*PASSAGE SHOWN*:
════════════════
DeVille v. Whitley

21 F.3d 654, 1994 U.S. App. LEXIS 12420, 1994 WL 180390
CourtCourt of Appeals for the Fifth Circuit
DecidedMay 27, 1994
Docket92-04829
StatusPublished
Cited by44 cases

This text of 21 F.3d 654 (DeVille v. Whitley) is published on Counsel Stack Legal Research, covering Court of Appeals for the Fifth Circuit primary law. Counsel Stack provides free access to over 12 million legal documents including statutes, case law, regulations, and constitutions.

Bluebook
DeVille v. Whitley, 21 F.3d 654, 1994 U.S. App. LEXIS 12420, 1994 WL 180390 (5th Cir. 1994).

Opinion

DUHÉ, Circuit Judge:

Appellants, Patrick DeVille and Jimmy Vidrine, appeal the dismissal of their habeas petition. Appellants contend that their pleas of guilt to second degree murder are invalid because (1) they lacked the mental capacity to plead; (2) they were not informed of the elements of second degree murder; (3) their attorneys coerced them into pleading; and (4) they were denied the effective assistance of counsel. After a careful review of these contentions, we affirm the district court’s dismissal.

BACKGROUND

On September 8, 1980, Homer Gautreaux was robbed and bound, forced to swallow pills and a cleansing agent, and later died of .asphyxiation. Two days later, DeVille and Vidrine were arrested for the first degree murder and armed robbery of Gautreaux.

*656 At arraignment, Appellants pleaded “not guilty and not guilty by reason of insanity.” The state trial court appointed a sanity commission composed of two physicians to examine Appellants, and Appellants appeared before the court for sanity hearings. The court found Appellants sane, able to understand the charges against them and capable of assisting counsel in their defenses. However, because a discrepancy existed between the two physicians’ reports, the court ordered a second sanity commission to examine both Appellants. After second examinations and hearings, the court again ruled that Appellants were competent to stand trial and assist counsel.

On May 26, 1981, the first day scheduled for trial, the state offered Appellants a plea bargain. Appellants pled guilty to second degree murder, and the’ state dismissed the first degree murder and armed robbery charges. The court accepted the plea agreement, and Appellants were sentenced to life imprisonment at hard labor without the benefit of probation, parole or suspension of sentence.
════════════════
*DATA PROVIDED*:
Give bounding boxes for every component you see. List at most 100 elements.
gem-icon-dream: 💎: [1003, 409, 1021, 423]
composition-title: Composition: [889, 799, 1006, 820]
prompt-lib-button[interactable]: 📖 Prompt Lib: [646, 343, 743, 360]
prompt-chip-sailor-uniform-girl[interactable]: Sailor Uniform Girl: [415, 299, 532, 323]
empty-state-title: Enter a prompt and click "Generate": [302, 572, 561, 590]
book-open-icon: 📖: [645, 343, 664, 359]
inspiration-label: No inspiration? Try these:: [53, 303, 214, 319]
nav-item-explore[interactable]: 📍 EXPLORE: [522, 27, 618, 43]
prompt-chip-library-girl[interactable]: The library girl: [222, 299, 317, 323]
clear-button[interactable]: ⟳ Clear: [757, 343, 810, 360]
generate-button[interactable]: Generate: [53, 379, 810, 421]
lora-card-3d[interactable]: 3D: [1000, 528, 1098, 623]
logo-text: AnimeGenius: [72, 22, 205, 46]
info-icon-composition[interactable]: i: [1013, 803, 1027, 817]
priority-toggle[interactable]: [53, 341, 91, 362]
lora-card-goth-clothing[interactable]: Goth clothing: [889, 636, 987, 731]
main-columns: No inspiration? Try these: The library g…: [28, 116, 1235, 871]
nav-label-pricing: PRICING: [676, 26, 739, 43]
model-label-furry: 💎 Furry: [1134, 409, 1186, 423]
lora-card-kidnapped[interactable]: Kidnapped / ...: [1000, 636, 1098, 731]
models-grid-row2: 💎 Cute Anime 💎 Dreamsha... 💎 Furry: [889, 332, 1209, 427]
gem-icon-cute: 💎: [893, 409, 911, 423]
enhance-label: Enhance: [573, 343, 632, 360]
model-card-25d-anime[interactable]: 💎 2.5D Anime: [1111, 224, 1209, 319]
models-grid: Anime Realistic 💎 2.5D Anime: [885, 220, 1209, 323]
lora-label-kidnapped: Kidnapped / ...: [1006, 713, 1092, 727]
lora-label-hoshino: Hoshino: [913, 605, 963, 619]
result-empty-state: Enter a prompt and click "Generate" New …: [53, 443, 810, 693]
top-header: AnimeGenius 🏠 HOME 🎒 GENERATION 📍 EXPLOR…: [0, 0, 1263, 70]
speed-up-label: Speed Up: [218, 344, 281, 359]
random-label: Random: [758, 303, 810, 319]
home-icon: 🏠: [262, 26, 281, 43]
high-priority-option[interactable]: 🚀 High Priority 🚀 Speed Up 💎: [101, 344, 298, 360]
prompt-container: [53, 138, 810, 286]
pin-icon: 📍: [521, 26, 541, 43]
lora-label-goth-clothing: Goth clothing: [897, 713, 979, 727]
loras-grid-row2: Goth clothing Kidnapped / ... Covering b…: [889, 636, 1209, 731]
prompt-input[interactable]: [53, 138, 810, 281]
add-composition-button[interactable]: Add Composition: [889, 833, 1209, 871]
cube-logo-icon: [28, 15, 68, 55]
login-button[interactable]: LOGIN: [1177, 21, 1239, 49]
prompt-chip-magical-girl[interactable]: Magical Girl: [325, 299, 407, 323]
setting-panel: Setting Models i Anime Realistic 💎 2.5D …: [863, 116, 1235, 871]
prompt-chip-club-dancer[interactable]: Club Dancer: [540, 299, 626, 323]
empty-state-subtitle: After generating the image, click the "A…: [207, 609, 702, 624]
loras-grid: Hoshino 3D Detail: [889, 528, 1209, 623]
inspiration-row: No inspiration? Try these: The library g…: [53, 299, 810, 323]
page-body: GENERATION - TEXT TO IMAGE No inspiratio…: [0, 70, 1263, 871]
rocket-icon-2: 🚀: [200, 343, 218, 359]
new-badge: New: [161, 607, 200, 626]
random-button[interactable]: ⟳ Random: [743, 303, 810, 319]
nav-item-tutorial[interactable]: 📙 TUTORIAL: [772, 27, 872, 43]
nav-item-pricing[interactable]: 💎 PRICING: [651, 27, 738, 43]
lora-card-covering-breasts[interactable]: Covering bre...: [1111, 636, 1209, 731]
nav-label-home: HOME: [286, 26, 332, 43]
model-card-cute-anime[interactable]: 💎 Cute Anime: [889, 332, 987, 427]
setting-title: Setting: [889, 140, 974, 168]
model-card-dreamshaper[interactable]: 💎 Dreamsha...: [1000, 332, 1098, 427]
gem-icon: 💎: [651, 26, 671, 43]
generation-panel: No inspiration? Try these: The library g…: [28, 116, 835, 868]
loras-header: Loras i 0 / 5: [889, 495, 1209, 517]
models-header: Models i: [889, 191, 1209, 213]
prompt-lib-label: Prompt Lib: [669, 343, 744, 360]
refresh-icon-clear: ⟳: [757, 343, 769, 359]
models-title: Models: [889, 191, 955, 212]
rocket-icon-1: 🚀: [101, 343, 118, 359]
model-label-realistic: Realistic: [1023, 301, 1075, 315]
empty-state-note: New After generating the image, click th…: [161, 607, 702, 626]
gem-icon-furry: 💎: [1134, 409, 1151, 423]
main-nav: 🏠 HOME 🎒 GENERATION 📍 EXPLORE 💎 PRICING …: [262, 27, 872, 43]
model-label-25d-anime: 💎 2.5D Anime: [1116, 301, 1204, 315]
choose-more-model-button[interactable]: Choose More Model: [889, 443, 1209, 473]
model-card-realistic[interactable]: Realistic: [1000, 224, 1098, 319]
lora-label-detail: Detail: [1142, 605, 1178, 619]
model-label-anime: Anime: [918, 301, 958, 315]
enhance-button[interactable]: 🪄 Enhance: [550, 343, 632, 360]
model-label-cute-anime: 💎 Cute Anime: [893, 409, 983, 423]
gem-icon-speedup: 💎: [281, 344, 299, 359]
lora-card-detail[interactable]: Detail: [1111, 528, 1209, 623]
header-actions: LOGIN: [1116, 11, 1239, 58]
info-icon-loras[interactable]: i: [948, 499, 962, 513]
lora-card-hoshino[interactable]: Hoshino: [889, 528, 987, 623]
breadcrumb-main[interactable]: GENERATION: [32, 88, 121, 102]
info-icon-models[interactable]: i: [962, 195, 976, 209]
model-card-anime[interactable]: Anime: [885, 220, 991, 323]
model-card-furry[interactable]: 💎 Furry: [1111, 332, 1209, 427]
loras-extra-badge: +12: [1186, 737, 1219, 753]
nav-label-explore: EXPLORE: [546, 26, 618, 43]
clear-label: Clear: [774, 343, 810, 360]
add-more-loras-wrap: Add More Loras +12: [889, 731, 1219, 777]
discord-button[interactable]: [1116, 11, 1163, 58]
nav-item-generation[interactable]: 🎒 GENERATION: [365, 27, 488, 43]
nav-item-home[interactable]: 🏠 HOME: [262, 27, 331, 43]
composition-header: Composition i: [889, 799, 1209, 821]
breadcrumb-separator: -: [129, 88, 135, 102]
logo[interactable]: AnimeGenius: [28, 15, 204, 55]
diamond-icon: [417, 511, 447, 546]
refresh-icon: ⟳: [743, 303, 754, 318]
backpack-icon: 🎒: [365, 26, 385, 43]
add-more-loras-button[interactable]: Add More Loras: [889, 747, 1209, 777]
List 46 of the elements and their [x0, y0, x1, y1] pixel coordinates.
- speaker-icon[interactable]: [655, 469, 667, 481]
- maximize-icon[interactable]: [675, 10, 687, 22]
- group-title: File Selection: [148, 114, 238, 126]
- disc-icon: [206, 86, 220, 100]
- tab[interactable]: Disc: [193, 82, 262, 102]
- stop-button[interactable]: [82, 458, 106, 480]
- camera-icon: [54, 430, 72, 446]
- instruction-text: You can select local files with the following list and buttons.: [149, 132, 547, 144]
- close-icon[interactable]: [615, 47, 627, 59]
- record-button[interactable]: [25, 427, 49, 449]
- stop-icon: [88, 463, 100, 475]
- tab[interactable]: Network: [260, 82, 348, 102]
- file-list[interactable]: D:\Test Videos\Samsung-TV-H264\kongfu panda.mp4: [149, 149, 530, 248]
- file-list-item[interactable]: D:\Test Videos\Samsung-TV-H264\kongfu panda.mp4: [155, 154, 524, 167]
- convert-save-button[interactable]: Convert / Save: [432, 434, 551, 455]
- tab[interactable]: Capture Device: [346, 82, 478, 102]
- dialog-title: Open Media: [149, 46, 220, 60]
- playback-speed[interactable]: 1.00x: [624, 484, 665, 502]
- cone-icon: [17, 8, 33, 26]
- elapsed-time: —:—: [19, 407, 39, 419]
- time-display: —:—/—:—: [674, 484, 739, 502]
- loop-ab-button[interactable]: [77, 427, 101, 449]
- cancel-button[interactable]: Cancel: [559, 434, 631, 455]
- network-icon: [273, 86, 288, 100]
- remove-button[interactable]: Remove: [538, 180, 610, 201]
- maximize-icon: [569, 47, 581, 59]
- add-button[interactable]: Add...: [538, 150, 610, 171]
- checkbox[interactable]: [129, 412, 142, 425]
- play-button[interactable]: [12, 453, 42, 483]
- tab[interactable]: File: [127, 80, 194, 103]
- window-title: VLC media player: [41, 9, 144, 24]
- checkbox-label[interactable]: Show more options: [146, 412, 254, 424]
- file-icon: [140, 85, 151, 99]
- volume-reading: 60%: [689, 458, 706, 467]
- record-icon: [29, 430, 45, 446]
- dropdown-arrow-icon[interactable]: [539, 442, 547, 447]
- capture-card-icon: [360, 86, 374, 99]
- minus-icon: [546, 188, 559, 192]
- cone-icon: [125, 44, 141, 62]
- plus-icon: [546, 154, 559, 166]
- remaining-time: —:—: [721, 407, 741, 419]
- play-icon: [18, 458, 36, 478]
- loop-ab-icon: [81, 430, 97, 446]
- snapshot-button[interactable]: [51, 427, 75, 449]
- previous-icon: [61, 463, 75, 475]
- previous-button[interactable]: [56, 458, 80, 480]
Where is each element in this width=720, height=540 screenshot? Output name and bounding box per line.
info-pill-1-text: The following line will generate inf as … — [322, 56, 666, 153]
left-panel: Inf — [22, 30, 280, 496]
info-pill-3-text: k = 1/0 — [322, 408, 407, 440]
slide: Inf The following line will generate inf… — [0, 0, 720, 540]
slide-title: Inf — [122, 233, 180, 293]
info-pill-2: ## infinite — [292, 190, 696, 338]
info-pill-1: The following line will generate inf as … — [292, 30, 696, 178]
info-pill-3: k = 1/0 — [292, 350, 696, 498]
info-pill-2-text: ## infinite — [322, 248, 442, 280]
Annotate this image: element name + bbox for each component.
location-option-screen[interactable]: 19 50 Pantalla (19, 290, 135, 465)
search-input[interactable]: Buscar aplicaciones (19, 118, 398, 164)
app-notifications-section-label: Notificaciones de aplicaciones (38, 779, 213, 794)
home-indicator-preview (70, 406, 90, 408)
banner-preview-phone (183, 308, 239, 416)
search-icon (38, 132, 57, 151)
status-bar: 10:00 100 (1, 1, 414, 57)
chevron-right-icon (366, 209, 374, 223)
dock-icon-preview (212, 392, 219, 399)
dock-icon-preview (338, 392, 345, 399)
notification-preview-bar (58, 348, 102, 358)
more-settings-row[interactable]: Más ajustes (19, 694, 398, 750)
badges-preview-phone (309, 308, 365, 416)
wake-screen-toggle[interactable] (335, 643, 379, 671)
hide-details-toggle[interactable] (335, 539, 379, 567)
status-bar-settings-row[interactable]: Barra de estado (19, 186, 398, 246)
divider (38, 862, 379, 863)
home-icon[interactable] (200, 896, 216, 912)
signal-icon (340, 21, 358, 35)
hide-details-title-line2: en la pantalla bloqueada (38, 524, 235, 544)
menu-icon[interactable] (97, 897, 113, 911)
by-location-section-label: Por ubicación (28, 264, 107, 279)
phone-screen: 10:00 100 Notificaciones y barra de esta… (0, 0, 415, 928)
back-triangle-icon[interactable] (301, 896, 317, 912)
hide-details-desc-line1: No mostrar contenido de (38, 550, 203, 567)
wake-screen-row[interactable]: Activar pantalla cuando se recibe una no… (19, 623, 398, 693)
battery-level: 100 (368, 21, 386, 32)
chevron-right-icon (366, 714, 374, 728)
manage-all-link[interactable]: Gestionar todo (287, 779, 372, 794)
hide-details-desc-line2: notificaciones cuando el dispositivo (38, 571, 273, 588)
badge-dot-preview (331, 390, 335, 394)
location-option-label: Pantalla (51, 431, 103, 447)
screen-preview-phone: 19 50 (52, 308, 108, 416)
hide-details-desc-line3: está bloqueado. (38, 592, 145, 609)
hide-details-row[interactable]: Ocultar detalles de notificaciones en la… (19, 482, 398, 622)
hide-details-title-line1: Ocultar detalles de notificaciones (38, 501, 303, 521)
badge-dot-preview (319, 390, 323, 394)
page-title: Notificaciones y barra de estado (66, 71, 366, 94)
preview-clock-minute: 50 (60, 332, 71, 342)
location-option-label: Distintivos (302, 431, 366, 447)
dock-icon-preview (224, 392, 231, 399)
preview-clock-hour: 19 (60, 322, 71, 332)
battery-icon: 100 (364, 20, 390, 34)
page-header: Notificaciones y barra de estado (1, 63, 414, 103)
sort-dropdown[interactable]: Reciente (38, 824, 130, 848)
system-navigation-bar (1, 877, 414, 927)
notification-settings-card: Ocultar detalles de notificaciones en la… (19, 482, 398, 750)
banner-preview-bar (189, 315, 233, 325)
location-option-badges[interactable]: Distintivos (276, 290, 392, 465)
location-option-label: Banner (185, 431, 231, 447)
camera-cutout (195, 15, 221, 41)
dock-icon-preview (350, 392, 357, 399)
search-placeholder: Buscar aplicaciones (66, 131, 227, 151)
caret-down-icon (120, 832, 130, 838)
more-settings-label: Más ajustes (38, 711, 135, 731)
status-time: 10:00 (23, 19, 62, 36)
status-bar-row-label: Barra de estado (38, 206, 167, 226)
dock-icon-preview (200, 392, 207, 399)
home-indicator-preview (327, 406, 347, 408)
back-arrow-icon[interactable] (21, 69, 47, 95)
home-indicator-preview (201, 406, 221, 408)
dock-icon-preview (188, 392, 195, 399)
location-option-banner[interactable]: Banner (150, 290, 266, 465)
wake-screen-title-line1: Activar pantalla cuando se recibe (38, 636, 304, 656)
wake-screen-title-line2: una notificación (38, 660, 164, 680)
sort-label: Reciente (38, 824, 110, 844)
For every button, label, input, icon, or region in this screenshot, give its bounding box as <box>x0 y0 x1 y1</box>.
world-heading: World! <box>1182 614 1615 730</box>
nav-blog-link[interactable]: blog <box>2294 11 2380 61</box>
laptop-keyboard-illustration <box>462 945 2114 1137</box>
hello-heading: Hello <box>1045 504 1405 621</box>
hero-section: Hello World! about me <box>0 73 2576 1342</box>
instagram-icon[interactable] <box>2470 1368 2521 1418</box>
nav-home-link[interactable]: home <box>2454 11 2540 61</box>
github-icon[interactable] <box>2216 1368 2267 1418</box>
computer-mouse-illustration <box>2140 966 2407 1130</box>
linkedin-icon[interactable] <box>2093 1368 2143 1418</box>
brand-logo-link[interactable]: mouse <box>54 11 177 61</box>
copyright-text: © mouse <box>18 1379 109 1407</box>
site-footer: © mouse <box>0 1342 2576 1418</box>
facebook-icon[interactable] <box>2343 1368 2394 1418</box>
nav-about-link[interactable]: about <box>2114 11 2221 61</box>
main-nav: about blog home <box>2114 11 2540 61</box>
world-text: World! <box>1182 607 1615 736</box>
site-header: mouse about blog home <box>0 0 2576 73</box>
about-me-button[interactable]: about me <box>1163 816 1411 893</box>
════════════════
*ASSIGNMENT*:
Answer these questions from the DeVille v. Whitley opinion:
(a) On what date was the case decided?
(b) How many physicians made up the sanity commission that the state trial court first appointed?
(c) On what date did the state offer the appellants a plea bargain?

*ANSWER*:
(a) May 27, 1994
(b) Two
(c) May 26, 1981